*Exercises to complete*
• 1. Reproduce the passage of the Broken Bells interview from "NERDIST: How did you" up to and including "genre for you?".
• 2. Summarize the Broken Bells interview in two sentences.

*Selected text*
-=-=-=-=-

The atmospheric, synthy indie rock duo Broken Bells (comprised of Dangermouse’s Brian Burton and The Shins’ James Mercer) have released Part Two of their short film After the Disco, which also happens to be the title of their second album. The short stars Anton Yelchin as an earthling in pursuit of space babe Kate Mara at an outer space nightclub, and is as visually stunning as Part One. Director Jacob Gentry, who also directed Broken Bells’ first sci-fi short, The Ghost Inside, sat down to answer some questions about his shorts. Instead, what happened was a multiple-hour phone conversation wherein we both geeked out about our favorite sci-fi, which I boiled down to five questions.

NERDIST: How did you come into contact with Broken Bells?

JACOB GENTRY: I’ve know Brian Burton since college, and we’ve always just been fans of each other’s work. We hadn’t worked together until the first Broken Bells video.

N: Do you feel like there’s more freedom in directing a short than a feature, or is it the same?

JG: Shorts are a really good way to explore ideas that maybe might not sustain for a whole feature. Ultimately, it’s the same process for me, creating a world and working with actors and then editing that world- but for shorts, you don’t have to go into as many narrative ups and downs – you can get a little simpler and use narrative concepts that have only one note. It’s actually taught me a good lesson for writing features, about simplifying moments and to pull back on constantly being afraid that I might bore people.

N: Why is sci-fi a favorite genre for you?

-=-=-=-=-

Lines of data
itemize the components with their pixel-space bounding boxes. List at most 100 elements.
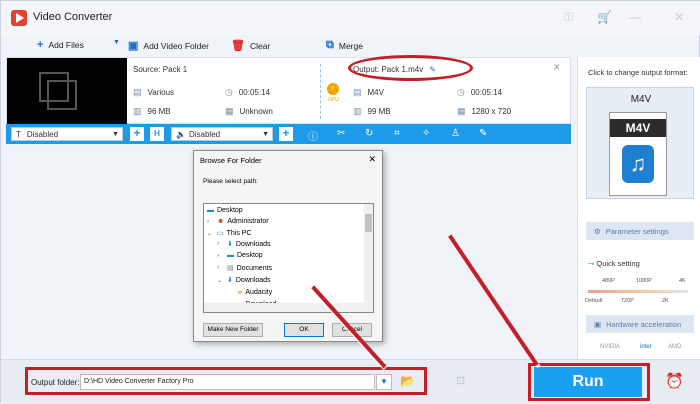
tree-item[interactable]: › ☻ Administrator <box>207 218 269 225</box>
video-format-icon: ▤ <box>133 87 142 97</box>
crop-icon[interactable]: ⌗ <box>394 128 400 139</box>
hardware-acceleration-button[interactable]: ▣ Hardware acceleration <box>586 315 694 333</box>
output-format-panel: Click to change output format: M4V M4V ♫… <box>577 57 700 359</box>
key-icon[interactable]: ⚿ <box>564 10 573 25</box>
clock-icon: ◷ <box>225 87 233 97</box>
quality-1080p-label: 1080P <box>636 278 652 284</box>
subtitle-edit-icon[interactable]: ✎ <box>479 128 487 139</box>
file-size-icon: ▥ <box>133 106 142 116</box>
download-icon: ⬇ <box>227 241 233 248</box>
subtitle-select[interactable]: T Disabled ▼ <box>11 127 123 141</box>
music-note-icon: ♫ <box>622 145 654 183</box>
alarm-clock-icon[interactable]: ⏰ <box>665 372 684 390</box>
tree-item[interactable]: ▰ Audacity <box>237 288 272 297</box>
chevron-down-icon: ⌄ <box>217 277 223 284</box>
add-files-button[interactable]: + Add Files <box>37 39 84 51</box>
cart-icon[interactable]: 🛒 <box>597 10 612 24</box>
chevron-down-icon: ▼ <box>262 130 269 138</box>
info-icon[interactable]: ⓘ <box>308 128 318 143</box>
src-size: ▥ 96 MB <box>133 106 171 116</box>
quick-setting-label: ⊸ Quick setting <box>588 259 640 268</box>
desktop-icon: ▬ <box>227 252 234 259</box>
annotation-oval <box>348 55 473 81</box>
gpu-label: GPU <box>328 97 339 103</box>
clock-icon: ◷ <box>457 87 465 97</box>
speaker-icon: 🔈 <box>176 129 186 139</box>
add-subtitle-button[interactable]: + <box>130 127 144 141</box>
nvidia-logo: NVIDIA <box>600 344 621 350</box>
intel-logo: intel <box>640 344 652 350</box>
amd-logo: AMD <box>668 344 682 350</box>
output-format-hint: Click to change output format: <box>588 68 688 77</box>
folder-plus-icon: ▣ <box>128 40 139 52</box>
remove-file-icon[interactable]: ✕ <box>553 62 561 73</box>
out-size: ▥ 99 MB <box>353 106 391 116</box>
gpu-icon: ⚡ <box>327 83 339 95</box>
chevron-down-icon: ▼ <box>113 39 120 46</box>
add-files-dropdown[interactable]: ▼ <box>113 39 120 46</box>
tree-item[interactable]: › ▬ Desktop <box>217 252 263 259</box>
watermark-icon[interactable]: ♙ <box>451 128 460 139</box>
source-name: Source: Pack 1 <box>133 65 188 74</box>
resolution-icon: ▦ <box>457 106 466 116</box>
clear-button[interactable]: 🗑 Clear <box>231 39 270 52</box>
browse-folder-dialog: Browse For Folder ✕ Please select path: … <box>193 150 383 342</box>
ok-button[interactable]: OK <box>284 323 324 337</box>
quality-slider[interactable] <box>588 290 688 293</box>
effects-wand-icon[interactable]: ✧ <box>422 128 430 139</box>
chevron-right-icon: › <box>217 241 219 247</box>
quality-default-label: Default <box>585 298 603 304</box>
annotation-run-box <box>528 363 650 401</box>
hardware-vendors: NVIDIA intel AMD <box>586 340 694 356</box>
text-icon: T <box>16 129 21 139</box>
parameter-settings-button[interactable]: ⚙ Parameter settings <box>586 222 694 240</box>
minimize-icon[interactable]: — <box>629 10 641 24</box>
folder-icon: ▰ <box>237 289 243 296</box>
tree-item[interactable]: ⌄ ▭ This PC <box>207 229 252 238</box>
file-row[interactable]: Source: Pack 1 ▤ Various ◷ 00:05:14 ▥ 96… <box>6 57 571 125</box>
tree-item[interactable]: › ▤ Documents <box>217 264 272 273</box>
scissors-icon[interactable]: ✂ <box>337 128 345 139</box>
subtitle-style-button[interactable]: H <box>150 127 164 141</box>
add-audio-button[interactable]: + <box>279 127 293 141</box>
out-resolution: ▦ 1280 x 720 <box>457 106 512 116</box>
merge-icon: ⧉ <box>326 39 334 51</box>
merge-button[interactable]: ⧉ Merge <box>326 39 363 52</box>
app-title: Video Converter <box>33 11 113 23</box>
chip-icon: ▣ <box>594 319 602 329</box>
rotate-icon[interactable]: ↻ <box>365 128 373 139</box>
close-window-icon[interactable]: ✕ <box>674 10 684 24</box>
add-video-folder-button[interactable]: ▣ Add Video Folder <box>128 39 209 52</box>
folder-tree[interactable]: ▬ Desktop › ☻ Administrator ⌄ ▭ This PC … <box>203 203 374 313</box>
title-bar: Video Converter ⚿ 🛒 — ✕ <box>1 1 700 35</box>
add-video-folder-label: Add Video Folder <box>143 40 209 51</box>
tree-vertical-scrollbar[interactable] <box>364 204 373 312</box>
slider-icon: ⊸ <box>588 259 595 268</box>
src-duration: ◷ 00:05:14 <box>225 87 270 97</box>
file-size-icon: ▥ <box>353 106 362 116</box>
video-format-icon: ▤ <box>353 87 362 97</box>
user-icon: ☻ <box>217 218 225 225</box>
tree-item[interactable]: › ⬇ Downloads <box>217 240 271 249</box>
tree-item[interactable]: ▬ Desktop <box>207 207 243 214</box>
make-new-folder-button[interactable]: Make New Folder <box>203 323 263 337</box>
chevron-down-icon: ▼ <box>112 130 119 138</box>
dialog-prompt: Please select path: <box>203 178 258 185</box>
output-format-selector[interactable]: M4V M4V ♫ <box>586 87 694 199</box>
tree-item[interactable]: ⌄ ⬇ Downloads <box>217 276 271 285</box>
audio-track-select[interactable]: 🔈 Disabled ▼ <box>171 127 273 141</box>
video-thumbnail[interactable] <box>7 58 127 125</box>
merge-label: Merge <box>338 40 363 51</box>
edit-bar: T Disabled ▼ + H 🔈 Disabled ▼ + ⓘ ✂ ↻ ⌗ … <box>6 124 571 144</box>
batch-icon[interactable]: ⊡ <box>456 374 465 387</box>
scroll-thumb[interactable] <box>365 214 372 232</box>
app-logo-icon <box>11 10 27 26</box>
trash-icon: 🗑 <box>231 40 245 52</box>
clear-label: Clear <box>249 40 271 51</box>
download-icon: ⬇ <box>227 277 233 284</box>
computer-icon: ▭ <box>217 230 224 237</box>
dialog-close-icon[interactable]: ✕ <box>368 154 376 165</box>
out-duration: ◷ 00:05:14 <box>457 87 502 97</box>
tree-horizontal-scrollbar[interactable] <box>204 303 364 312</box>
annotation-output-folder-box <box>25 367 427 395</box>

-=-=-=-=-

*Solutions for each task*
• 1.
NERDIST: How did you come into contact with Broken Bells?

JACOB GENTRY: I’ve know Brian Burton since college, and we’ve always just been fans of each other’s work. We hadn’t worked together until the first Broken Bells video.

N: Do you feel like there’s more freedom in directing a short than a feature, or is it the same?

JG: Shorts are a really good way to explore ideas that maybe might not sustain for a whole feature. Ultimately, it’s the same process for me, creating a world and working with actors and then editing that world- but for shorts, you don’t have to go into as many narrative ups and downs – you can get a little simpler and use narrative concepts that have only one note. It’s actually taught me a good lesson for writing features, about simplifying moments and to pull back on constantly being afraid that I might bore people.

N: Why is sci-fi a favorite genre for you?

• 2. Broken Bells, the duo of Brian Burton and James Mercer, have released Part Two of their short film After the Disco, in which Anton Yelchin plays an earthling pursuing Kate Mara at an outer space nightclub. Director Jacob Gentry, who also directed the duo's earlier short The Ghost Inside, says he has known Burton since college and that making shorts has taught him to simplify moments when writing features.